■ **Exercise objective**:
Pull out every line below containing the word "Revenue".

■ **Extracted information**:
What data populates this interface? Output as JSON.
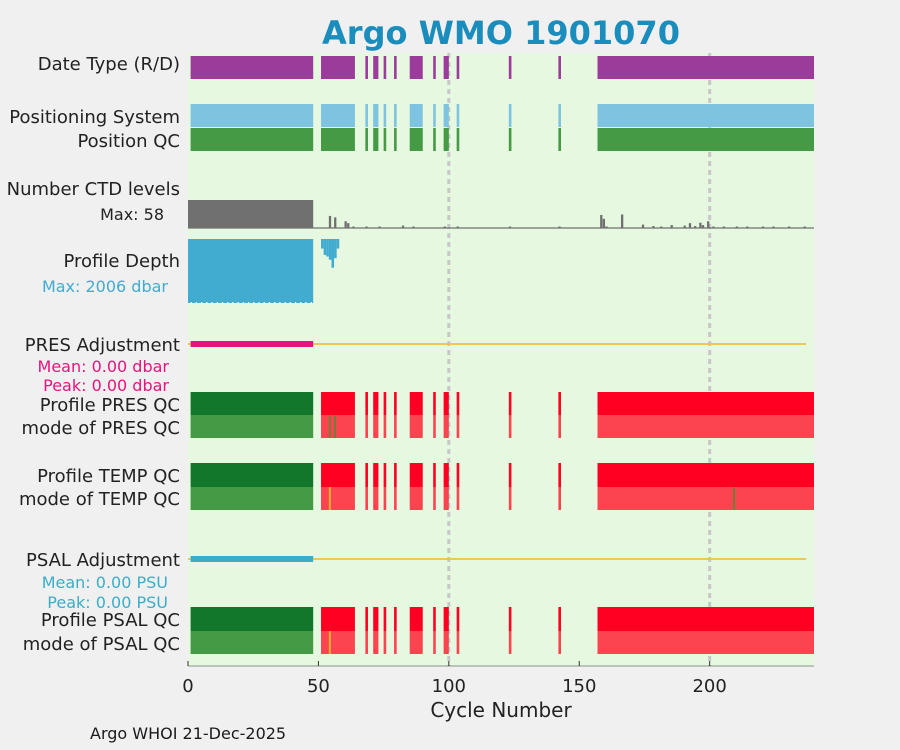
{
  "chart_data": {
    "type": "timeline",
    "title": "Argo WMO 1901070",
    "xlabel": "Cycle Number",
    "xlim": [
      0,
      240
    ],
    "xticks": [
      0,
      50,
      100,
      150,
      200
    ],
    "reference_lines": [
      100,
      200
    ],
    "profile_cycles": [
      [
        1,
        48
      ],
      [
        51,
        64
      ],
      [
        68,
        69
      ],
      [
        71,
        73
      ],
      [
        75,
        76
      ],
      [
        79,
        80
      ],
      [
        85,
        90
      ],
      [
        94,
        95
      ],
      [
        98,
        100
      ],
      [
        103,
        104
      ],
      [
        123,
        124
      ],
      [
        142,
        143
      ],
      [
        157,
        240
      ]
    ],
    "rows": {
      "date_type": {
        "label": "Date Type (R/D)",
        "color": "#9b3c9b"
      },
      "positioning_system": {
        "label": "Positioning System",
        "color": "#7ec3df"
      },
      "position_qc": {
        "label": "Position QC",
        "color": "#459a45"
      },
      "ctd_levels": {
        "label": "Number CTD levels",
        "max_label": "Max: 58",
        "max": 58,
        "bars": [
          [
            0,
            48,
            58
          ],
          [
            54,
            1,
            25
          ],
          [
            56,
            1,
            22
          ],
          [
            60,
            1,
            14
          ],
          [
            61,
            1,
            10
          ],
          [
            63,
            1,
            3
          ],
          [
            68,
            1,
            2
          ],
          [
            73,
            1,
            2
          ],
          [
            82,
            1,
            5
          ],
          [
            86,
            1,
            1
          ],
          [
            98,
            1,
            2
          ],
          [
            103,
            1,
            2
          ],
          [
            123,
            1,
            3
          ],
          [
            142,
            1,
            3
          ],
          [
            158,
            1,
            27
          ],
          [
            159,
            1,
            19
          ],
          [
            160,
            1,
            3
          ],
          [
            166,
            1,
            28
          ],
          [
            174,
            1,
            7
          ],
          [
            178,
            1,
            4
          ],
          [
            181,
            1,
            3
          ],
          [
            185,
            1,
            6
          ],
          [
            190,
            1,
            5
          ],
          [
            192,
            1,
            10
          ],
          [
            194,
            1,
            4
          ],
          [
            196,
            1,
            11
          ],
          [
            197,
            1,
            6
          ],
          [
            199,
            1,
            14
          ],
          [
            201,
            1,
            3
          ],
          [
            205,
            1,
            2
          ],
          [
            210,
            1,
            1
          ],
          [
            214,
            1,
            1
          ],
          [
            220,
            1,
            1
          ],
          [
            224,
            1,
            1
          ],
          [
            230,
            1,
            1
          ],
          [
            236,
            1,
            1
          ]
        ]
      },
      "profile_depth": {
        "label": "Profile Depth",
        "max_label": "Max: 2006 dbar",
        "max": 2006,
        "bars": [
          [
            0,
            48,
            2006
          ],
          [
            51,
            1,
            300
          ],
          [
            52,
            1,
            500
          ],
          [
            53,
            1,
            550
          ],
          [
            54,
            1,
            650
          ],
          [
            55,
            1,
            900
          ],
          [
            56,
            1,
            600
          ],
          [
            57,
            1,
            300
          ]
        ]
      },
      "pres_adjustment": {
        "label": "PRES Adjustment",
        "mean_label": "Mean: 0.00 dbar",
        "peak_label": "Peak: 0.00 dbar",
        "thick_until": 48,
        "line_end": 237
      },
      "profile_pres_qc": {
        "label": "Profile PRES QC"
      },
      "mode_pres_qc": {
        "label": "mode of PRES QC",
        "extra_marks": [
          [
            54,
            1,
            "#6f7f36"
          ],
          [
            56,
            1,
            "#6f7f36"
          ]
        ]
      },
      "profile_temp_qc": {
        "label": "Profile TEMP QC"
      },
      "mode_temp_qc": {
        "label": "mode of TEMP QC",
        "extra_marks": [
          [
            54,
            1,
            "#e8b030"
          ],
          [
            209,
            1,
            "#6f7f36"
          ]
        ]
      },
      "psal_adjustment": {
        "label": "PSAL Adjustment",
        "mean_label": "Mean: 0.00 PSU",
        "peak_label": "Peak: 0.00 PSU",
        "thick_until": 48,
        "line_end": 237
      },
      "profile_psal_qc": {
        "label": "Profile PSAL QC"
      },
      "mode_psal_qc": {
        "label": "mode of PSAL QC",
        "extra_marks": [
          [
            54,
            1,
            "#e8b030"
          ]
        ]
      }
    }
  },
  "colors": {
    "background_plot": "#e6f8e0",
    "title": "#1b8dbd",
    "qc_good_dark": "#13772b",
    "qc_good_light": "#459a45",
    "qc_bad_dark": "#ff0022",
    "qc_bad_light": "#fc4450",
    "ctd": "#707070",
    "depth": "#42abd0",
    "pres": "#e8137d",
    "psal": "#3aaec8",
    "adjust_line": "#eec04a"
  },
  "footer": "Argo WHOI 21-Dec-2025"
}
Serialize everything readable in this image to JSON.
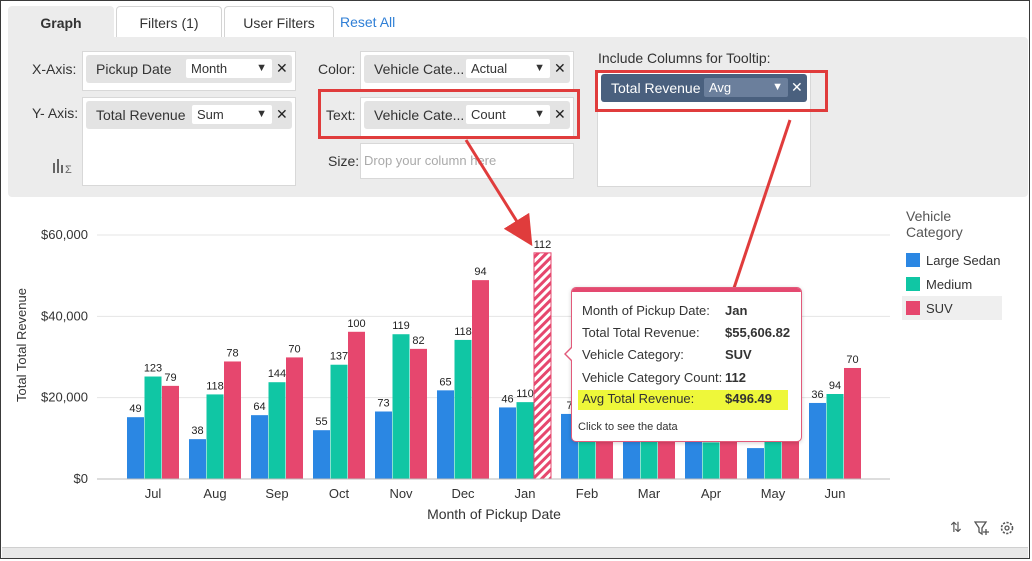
{
  "tabs": [
    {
      "label": "Graph"
    },
    {
      "label": "Filters (1)"
    },
    {
      "label": "User Filters"
    }
  ],
  "reset_label": "Reset All",
  "config": {
    "xaxis": {
      "label": "X-Axis:",
      "column": "Pickup Date",
      "agg": "Month"
    },
    "yaxis": {
      "label": "Y- Axis:",
      "column": "Total Revenue",
      "agg": "Sum"
    },
    "color": {
      "label": "Color:",
      "column": "Vehicle Cate...",
      "agg": "Actual"
    },
    "text": {
      "label": "Text:",
      "column": "Vehicle Cate...",
      "agg": "Count"
    },
    "size": {
      "label": "Size:",
      "placeholder": "Drop your column here"
    },
    "tooltip": {
      "label": "Include Columns for Tooltip:",
      "column": "Total Revenue",
      "agg": "Avg"
    }
  },
  "chart_data": {
    "type": "bar",
    "xlabel": "Month of Pickup Date",
    "ylabel": "Total Total Revenue",
    "ylim": [
      0,
      60000
    ],
    "yticks": [
      "$0",
      "$20,000",
      "$40,000",
      "$60,000"
    ],
    "ytick_values": [
      0,
      20000,
      40000,
      60000
    ],
    "categories": [
      "Jul",
      "Aug",
      "Sep",
      "Oct",
      "Nov",
      "Dec",
      "Jan",
      "Feb",
      "Mar",
      "Apr",
      "May",
      "Jun"
    ],
    "legend_title": "Vehicle Category",
    "legend_position": "right",
    "grid": true,
    "series": [
      {
        "name": "Large Sedan",
        "color": "#2b87e3",
        "values": [
          15200,
          9800,
          15700,
          12000,
          16600,
          21800,
          17600,
          16000,
          14500,
          17000,
          7600,
          18700
        ],
        "labels": [
          "49",
          "38",
          "64",
          "55",
          "73",
          "65",
          "46",
          "7",
          "",
          "",
          "",
          "36"
        ]
      },
      {
        "name": "Medium",
        "color": "#10c6a4",
        "values": [
          25200,
          20800,
          23800,
          28100,
          35600,
          34200,
          18900,
          17000,
          16000,
          9000,
          14500,
          20900
        ],
        "labels": [
          "123",
          "118",
          "144",
          "137",
          "119",
          "118",
          "110",
          "",
          "",
          "",
          "",
          "94"
        ]
      },
      {
        "name": "SUV",
        "color": "#e6476e",
        "values": [
          22900,
          28900,
          29900,
          36200,
          32000,
          48900,
          55606.82,
          17000,
          16000,
          42000,
          22000,
          27300
        ],
        "labels": [
          "79",
          "78",
          "70",
          "100",
          "82",
          "94",
          "112",
          "",
          "",
          "100",
          "57",
          "70"
        ]
      }
    ],
    "hatched_highlight": {
      "category": "Jan",
      "series": "SUV"
    }
  },
  "tooltip": {
    "rows": [
      {
        "k": "Month of Pickup Date:",
        "v": "Jan"
      },
      {
        "k": "Total Total Revenue:",
        "v": "$55,606.82"
      },
      {
        "k": "Vehicle Category:",
        "v": "SUV"
      },
      {
        "k": "Vehicle Category Count:",
        "v": "112"
      },
      {
        "k": "Avg Total Revenue:",
        "v": "$496.49"
      }
    ],
    "footer": "Click to see the data"
  },
  "icons": {
    "sort": "sort-icon",
    "filter": "filter-add-icon",
    "settings": "gear-icon",
    "chart_type": "chart-type-icon"
  }
}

■ **The completed task**:
      "column": "Total Revenue",
      "column": "Total Revenue",
    "ylabel": "Total Total Revenue",
        "k": "Total Total Revenue:",
        "k": "Avg Total Revenue:",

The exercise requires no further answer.